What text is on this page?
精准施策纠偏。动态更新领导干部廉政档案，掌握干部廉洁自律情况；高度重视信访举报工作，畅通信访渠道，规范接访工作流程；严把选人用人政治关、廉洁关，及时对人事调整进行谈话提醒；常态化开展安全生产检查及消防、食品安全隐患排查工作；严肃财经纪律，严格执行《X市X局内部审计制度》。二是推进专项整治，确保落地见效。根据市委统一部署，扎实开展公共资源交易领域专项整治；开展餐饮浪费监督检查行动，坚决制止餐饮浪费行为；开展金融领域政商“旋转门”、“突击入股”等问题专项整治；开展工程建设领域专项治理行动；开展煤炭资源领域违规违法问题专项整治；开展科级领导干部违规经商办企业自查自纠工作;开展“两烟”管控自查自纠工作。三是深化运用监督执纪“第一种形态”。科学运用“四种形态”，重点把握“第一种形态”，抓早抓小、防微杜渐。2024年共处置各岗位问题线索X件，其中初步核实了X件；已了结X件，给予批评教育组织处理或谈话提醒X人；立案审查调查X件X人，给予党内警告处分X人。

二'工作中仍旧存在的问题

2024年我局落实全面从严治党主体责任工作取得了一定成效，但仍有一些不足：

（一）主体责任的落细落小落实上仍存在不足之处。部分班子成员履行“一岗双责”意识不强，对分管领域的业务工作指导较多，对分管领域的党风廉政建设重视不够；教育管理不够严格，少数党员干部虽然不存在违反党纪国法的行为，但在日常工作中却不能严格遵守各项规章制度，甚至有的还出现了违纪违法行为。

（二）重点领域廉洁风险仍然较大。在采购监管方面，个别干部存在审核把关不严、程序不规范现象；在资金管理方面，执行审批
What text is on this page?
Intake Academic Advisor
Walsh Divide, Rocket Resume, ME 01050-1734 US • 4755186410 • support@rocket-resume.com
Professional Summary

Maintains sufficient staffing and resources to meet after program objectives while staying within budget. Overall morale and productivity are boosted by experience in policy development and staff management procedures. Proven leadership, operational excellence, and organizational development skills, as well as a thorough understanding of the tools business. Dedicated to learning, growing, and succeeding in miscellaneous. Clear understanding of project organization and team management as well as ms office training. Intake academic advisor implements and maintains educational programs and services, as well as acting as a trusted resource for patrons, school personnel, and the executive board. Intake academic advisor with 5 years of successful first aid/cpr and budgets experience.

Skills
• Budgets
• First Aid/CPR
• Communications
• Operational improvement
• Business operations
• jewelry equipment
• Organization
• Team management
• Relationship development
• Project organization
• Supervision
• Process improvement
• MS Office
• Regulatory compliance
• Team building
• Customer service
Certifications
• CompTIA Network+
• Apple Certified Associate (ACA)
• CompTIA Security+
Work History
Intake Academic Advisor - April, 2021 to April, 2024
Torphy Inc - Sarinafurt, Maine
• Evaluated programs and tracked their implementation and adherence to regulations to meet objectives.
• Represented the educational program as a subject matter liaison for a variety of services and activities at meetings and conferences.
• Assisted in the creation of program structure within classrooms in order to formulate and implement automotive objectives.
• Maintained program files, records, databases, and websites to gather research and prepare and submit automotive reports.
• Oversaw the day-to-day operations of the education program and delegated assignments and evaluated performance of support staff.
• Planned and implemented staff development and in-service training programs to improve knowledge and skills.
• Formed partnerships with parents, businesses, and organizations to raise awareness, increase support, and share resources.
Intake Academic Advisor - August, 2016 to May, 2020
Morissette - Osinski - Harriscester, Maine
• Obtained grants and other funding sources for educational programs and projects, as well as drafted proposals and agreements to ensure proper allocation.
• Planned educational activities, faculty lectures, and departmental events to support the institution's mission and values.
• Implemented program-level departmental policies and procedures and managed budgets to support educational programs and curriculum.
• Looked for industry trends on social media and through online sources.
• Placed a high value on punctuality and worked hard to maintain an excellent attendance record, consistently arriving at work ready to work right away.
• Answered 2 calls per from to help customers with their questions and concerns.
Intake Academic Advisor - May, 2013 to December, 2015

◆ **Short task**
Recopy all the lines exactly as they appear.

◆ **Answer for this exercise**
What text is on this page?
精准施策纠偏。动态更新领导干部廉政档案，掌握干部廉洁自律情况；高度重视信访举报工作，畅通信访渠道，规范接访工作流程；严把选人用人政治关、廉洁关，及时对人事调整进行谈话提醒；常态化开展安全生产检查及消防、食品安全隐患排查工作；严肃财经纪律，严格执行《X市X局内部审计制度》。二是推进专项整治，确保落地见效。根据市委统一部署，扎实开展公共资源交易领域专项整治；开展餐饮浪费监督检查行动，坚决制止餐饮浪费行为；开展金融领域政商“旋转门”、“突击入股”等问题专项整治；开展工程建设领域专项治理行动；开展煤炭资源领域违规违法问题专项整治；开展科级领导干部违规经商办企业自查自纠工作;开展“两烟”管控自查自纠工作。三是深化运用监督执纪“第一种形态”。科学运用“四种形态”，重点把握“第一种形态”，抓早抓小、防微杜渐。2024年共处置各岗位问题线索X件，其中初步核实了X件；已了结X件，给予批评教育组织处理或谈话提醒X人；立案审查调查X件X人，给予党内警告处分X人。

二'工作中仍旧存在的问题

2024年我局落实全面从严治党主体责任工作取得了一定成效，但仍有一些不足：

（一）主体责任的落细落小落实上仍存在不足之处。部分班子成员履行“一岗双责”意识不强，对分管领域的业务工作指导较多，对分管领域的党风廉政建设重视不够；教育管理不够严格，少数党员干部虽然不存在违反党纪国法的行为，但在日常工作中却不能严格遵守各项规章制度，甚至有的还出现了违纪违法行为。

（二）重点领域廉洁风险仍然较大。在采购监管方面，个别干部存在审核把关不严、程序不规范现象；在资金管理方面，执行审批
What text is on this page?
Intake Academic Advisor
Walsh Divide, Rocket Resume, ME 01050-1734 US • 4755186410 • support@rocket-resume.com
Professional Summary

Maintains sufficient staffing and resources to meet after program objectives while staying within budget. Overall morale and productivity are boosted by experience in policy development and staff management procedures. Proven leadership, operational excellence, and organizational development skills, as well as a thorough understanding of the tools business. Dedicated to learning, growing, and succeeding in miscellaneous. Clear understanding of project organization and team management as well as ms office training. Intake academic advisor implements and maintains educational programs and services, as well as acting as a trusted resource for patrons, school personnel, and the executive board. Intake academic advisor with 5 years of successful first aid/cpr and budgets experience.

Skills
• Budgets
• First Aid/CPR
• Communications
• Operational improvement
• Business operations
• jewelry equipment
• Organization
• Team management
• Relationship development
• Project organization
• Supervision
• Process improvement
• MS Office
• Regulatory compliance
• Team building
• Customer service
Certifications
• CompTIA Network+
• Apple Certified Associate (ACA)
• CompTIA Security+
Work History
Intake Academic Advisor - April, 2021 to April, 2024
Torphy Inc - Sarinafurt, Maine
• Evaluated programs and tracked their implementation and adherence to regulations to meet objectives.
• Represented the educational program as a subject matter liaison for a variety of services and activities at meetings and conferences.
• Assisted in the creation of program structure within classrooms in order to formulate and implement automotive objectives.
• Maintained program files, records, databases, and websites to gather research and prepare and submit automotive reports.
• Oversaw the day-to-day operations of the education program and delegated assignments and evaluated performance of support staff.
• Planned and implemented staff development and in-service training programs to improve knowledge and skills.
• Formed partnerships with parents, businesses, and organizations to raise awareness, increase support, and share resources.
Intake Academic Advisor - August, 2016 to May, 2020
Morissette - Osinski - Harriscester, Maine
• Obtained grants and other funding sources for educational programs and projects, as well as drafted proposals and agreements to ensure proper allocation.
• Planned educational activities, faculty lectures, and departmental events to support the institution's mission and values.
• Implemented program-level departmental policies and procedures and managed budgets to support educational programs and curriculum.
• Looked for industry trends on social media and through online sources.
• Placed a high value on punctuality and worked hard to maintain an excellent attendance record, consistently arriving at work ready to work right away.
• Answered 2 calls per from to help customers with their questions and concerns.
Intake Academic Advisor - May, 2013 to December, 2015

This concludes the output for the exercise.